Reproduce the entries from the start through the line containing "tab-sports-dot (446, 216, 454, 224)", inclusive, substituting "Swift Fitness Japan" for "Fast Fitness Japan" and leaving everything else unchanged.

..............................

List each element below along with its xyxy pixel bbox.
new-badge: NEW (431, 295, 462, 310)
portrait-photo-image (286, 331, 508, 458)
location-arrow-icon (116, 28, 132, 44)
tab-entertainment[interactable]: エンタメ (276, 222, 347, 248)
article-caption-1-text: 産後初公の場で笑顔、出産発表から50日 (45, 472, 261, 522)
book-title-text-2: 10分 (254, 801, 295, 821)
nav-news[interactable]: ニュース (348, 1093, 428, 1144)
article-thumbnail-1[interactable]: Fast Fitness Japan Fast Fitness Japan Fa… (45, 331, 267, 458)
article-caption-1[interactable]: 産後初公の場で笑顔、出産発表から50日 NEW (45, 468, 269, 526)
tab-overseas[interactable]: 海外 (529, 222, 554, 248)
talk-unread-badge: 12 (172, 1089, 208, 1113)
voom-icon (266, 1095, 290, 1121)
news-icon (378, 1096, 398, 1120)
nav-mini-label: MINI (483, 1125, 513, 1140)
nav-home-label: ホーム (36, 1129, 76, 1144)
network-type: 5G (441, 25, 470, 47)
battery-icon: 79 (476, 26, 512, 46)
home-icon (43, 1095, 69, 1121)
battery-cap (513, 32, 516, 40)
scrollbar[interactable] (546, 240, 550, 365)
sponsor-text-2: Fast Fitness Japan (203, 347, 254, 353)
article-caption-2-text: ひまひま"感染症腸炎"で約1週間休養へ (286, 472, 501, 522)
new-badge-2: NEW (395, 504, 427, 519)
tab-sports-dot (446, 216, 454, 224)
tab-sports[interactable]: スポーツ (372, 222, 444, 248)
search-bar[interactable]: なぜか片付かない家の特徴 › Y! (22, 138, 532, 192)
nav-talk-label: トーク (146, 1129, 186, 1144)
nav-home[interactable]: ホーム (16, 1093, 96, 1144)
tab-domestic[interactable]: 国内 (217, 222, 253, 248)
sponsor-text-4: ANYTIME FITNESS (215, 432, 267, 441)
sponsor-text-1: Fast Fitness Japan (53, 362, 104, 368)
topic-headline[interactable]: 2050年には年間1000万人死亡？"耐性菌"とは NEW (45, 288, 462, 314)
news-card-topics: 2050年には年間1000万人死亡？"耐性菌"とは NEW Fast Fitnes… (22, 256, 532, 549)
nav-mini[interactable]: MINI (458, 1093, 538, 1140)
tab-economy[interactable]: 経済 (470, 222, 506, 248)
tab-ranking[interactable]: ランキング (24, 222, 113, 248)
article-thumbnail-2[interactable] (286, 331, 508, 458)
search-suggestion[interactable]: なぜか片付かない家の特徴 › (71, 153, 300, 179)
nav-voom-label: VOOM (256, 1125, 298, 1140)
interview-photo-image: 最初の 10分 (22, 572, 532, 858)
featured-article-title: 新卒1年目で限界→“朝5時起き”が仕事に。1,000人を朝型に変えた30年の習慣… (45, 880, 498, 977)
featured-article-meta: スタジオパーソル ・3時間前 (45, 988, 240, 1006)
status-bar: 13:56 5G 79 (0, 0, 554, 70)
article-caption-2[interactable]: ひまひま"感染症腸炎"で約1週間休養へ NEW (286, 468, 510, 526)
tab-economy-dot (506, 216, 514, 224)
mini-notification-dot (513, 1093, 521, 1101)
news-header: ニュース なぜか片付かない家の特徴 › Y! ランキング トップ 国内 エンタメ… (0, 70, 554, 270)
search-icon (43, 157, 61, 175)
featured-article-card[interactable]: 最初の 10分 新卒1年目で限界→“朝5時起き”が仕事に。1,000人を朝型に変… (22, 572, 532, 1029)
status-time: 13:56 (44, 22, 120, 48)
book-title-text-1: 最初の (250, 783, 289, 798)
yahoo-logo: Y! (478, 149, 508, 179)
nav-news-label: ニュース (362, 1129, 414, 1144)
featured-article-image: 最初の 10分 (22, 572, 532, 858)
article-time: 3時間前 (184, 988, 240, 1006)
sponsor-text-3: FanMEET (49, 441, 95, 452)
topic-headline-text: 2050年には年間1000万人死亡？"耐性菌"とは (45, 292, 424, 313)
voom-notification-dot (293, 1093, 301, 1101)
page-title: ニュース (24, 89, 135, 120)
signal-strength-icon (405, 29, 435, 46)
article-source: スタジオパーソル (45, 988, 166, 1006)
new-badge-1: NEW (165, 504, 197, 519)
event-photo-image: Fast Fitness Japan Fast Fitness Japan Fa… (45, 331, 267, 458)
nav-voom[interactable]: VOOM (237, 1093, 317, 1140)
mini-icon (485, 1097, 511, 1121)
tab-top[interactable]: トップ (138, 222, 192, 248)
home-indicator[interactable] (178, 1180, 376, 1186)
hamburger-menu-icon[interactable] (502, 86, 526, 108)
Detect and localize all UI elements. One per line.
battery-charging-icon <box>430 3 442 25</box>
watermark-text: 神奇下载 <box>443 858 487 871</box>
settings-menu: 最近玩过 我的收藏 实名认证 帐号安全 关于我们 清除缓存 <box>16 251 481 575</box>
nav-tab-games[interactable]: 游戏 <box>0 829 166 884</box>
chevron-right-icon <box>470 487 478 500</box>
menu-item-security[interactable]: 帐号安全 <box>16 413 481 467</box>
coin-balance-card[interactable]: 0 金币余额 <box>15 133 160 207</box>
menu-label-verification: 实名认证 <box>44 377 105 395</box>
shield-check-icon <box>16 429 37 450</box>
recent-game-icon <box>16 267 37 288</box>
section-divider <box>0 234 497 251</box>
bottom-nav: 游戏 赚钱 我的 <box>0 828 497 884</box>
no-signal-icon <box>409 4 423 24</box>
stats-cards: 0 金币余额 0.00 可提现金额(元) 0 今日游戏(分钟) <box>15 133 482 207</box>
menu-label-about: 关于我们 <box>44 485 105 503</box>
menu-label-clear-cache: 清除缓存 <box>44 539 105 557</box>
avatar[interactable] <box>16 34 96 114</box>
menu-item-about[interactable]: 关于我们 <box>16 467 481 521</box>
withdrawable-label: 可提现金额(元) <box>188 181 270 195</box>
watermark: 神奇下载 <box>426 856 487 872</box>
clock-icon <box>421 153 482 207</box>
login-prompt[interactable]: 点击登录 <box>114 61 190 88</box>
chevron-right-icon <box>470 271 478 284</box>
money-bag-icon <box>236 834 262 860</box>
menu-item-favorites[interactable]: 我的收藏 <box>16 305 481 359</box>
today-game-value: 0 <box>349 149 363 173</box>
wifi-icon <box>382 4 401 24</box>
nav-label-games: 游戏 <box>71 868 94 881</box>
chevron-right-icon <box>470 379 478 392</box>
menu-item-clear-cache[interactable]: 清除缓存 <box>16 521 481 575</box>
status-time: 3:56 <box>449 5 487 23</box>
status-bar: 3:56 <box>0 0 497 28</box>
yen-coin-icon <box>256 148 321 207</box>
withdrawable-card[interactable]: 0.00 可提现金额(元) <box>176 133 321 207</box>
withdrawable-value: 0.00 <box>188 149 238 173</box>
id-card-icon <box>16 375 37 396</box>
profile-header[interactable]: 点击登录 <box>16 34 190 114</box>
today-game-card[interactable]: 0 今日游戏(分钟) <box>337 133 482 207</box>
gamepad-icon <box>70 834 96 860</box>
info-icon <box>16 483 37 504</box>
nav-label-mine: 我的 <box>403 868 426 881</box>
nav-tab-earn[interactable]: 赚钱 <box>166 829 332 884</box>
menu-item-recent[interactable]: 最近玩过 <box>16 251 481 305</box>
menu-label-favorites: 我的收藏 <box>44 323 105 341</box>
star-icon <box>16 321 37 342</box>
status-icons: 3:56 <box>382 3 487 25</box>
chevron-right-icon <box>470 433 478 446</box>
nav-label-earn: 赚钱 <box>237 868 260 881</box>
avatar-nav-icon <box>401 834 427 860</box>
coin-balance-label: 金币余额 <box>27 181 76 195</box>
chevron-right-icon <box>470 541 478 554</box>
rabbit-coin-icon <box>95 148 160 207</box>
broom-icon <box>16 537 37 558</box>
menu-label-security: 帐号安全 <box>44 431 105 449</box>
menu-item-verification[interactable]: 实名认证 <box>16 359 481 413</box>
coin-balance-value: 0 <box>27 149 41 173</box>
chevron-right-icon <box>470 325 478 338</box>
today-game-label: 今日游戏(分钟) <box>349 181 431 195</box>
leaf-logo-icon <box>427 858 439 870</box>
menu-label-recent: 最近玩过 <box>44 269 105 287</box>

..............................

_Full output:_
List each element below along with its xyxy pixel bbox.
new-badge: NEW (431, 295, 462, 310)
portrait-photo-image (286, 331, 508, 458)
location-arrow-icon (116, 28, 132, 44)
tab-entertainment[interactable]: エンタメ (276, 222, 347, 248)
article-caption-1-text: 産後初公の場で笑顔、出産発表から50日 (45, 472, 261, 522)
book-title-text-2: 10分 (254, 801, 295, 821)
nav-news[interactable]: ニュース (348, 1093, 428, 1144)
article-thumbnail-1[interactable]: Swift Fitness Japan Swift Fitness Japan Fa… (45, 331, 267, 458)
article-caption-1[interactable]: 産後初公の場で笑顔、出産発表から50日 NEW (45, 468, 269, 526)
tab-overseas[interactable]: 海外 (529, 222, 554, 248)
talk-unread-badge: 12 (172, 1089, 208, 1113)
voom-icon (266, 1095, 290, 1121)
news-icon (378, 1096, 398, 1120)
nav-mini-label: MINI (483, 1125, 513, 1140)
nav-home-label: ホーム (36, 1129, 76, 1144)
network-type: 5G (441, 25, 470, 47)
battery-icon: 79 (476, 26, 512, 46)
home-icon (43, 1095, 69, 1121)
battery-cap (513, 32, 516, 40)
scrollbar[interactable] (546, 240, 550, 365)
sponsor-text-2: Swift Fitness Japan (203, 347, 254, 353)
article-caption-2-text: ひまひま"感染症腸炎"で約1週間休養へ (286, 472, 501, 522)
new-badge-2: NEW (395, 504, 427, 519)
tab-sports-dot (446, 216, 454, 224)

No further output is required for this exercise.